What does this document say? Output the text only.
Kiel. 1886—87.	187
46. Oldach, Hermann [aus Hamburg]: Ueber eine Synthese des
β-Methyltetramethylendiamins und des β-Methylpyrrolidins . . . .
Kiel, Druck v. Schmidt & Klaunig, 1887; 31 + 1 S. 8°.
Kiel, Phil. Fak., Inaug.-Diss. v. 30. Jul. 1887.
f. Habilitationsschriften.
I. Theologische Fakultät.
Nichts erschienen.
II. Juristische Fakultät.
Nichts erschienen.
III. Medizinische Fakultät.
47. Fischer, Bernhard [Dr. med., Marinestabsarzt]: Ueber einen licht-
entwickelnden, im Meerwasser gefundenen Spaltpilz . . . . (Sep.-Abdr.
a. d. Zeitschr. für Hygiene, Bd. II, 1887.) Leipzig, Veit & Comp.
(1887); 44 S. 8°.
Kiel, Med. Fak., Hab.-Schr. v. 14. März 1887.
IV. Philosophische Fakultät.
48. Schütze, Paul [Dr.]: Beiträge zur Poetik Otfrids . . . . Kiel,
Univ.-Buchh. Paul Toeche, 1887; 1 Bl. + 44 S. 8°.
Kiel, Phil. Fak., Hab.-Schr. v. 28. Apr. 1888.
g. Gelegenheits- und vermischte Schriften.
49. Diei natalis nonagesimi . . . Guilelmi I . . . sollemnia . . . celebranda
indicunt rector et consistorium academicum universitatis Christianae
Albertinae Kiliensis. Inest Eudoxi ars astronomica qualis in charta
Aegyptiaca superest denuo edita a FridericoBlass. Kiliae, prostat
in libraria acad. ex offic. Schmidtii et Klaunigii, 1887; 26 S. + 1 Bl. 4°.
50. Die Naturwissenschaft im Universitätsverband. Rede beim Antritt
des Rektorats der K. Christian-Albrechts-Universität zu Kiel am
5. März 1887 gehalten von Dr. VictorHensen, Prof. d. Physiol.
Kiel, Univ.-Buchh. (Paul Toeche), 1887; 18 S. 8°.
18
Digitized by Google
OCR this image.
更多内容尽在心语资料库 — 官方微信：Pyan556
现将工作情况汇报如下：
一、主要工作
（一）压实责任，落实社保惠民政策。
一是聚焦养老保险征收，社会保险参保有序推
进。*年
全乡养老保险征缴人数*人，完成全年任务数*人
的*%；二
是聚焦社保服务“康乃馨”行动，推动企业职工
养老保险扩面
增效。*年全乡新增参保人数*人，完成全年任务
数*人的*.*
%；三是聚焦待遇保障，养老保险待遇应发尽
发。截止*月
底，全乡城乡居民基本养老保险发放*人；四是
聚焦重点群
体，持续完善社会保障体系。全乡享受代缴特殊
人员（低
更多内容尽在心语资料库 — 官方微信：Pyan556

Problem statement: Report each line of the material above where the word "Buchh" appears.

Correct output:
Univ.-Buchh. Paul Toeche, 1887; 1 Bl. + 44 S. 8°.
Kiel, Univ.-Buchh. (Paul Toeche), 1887; 18 S. 8°.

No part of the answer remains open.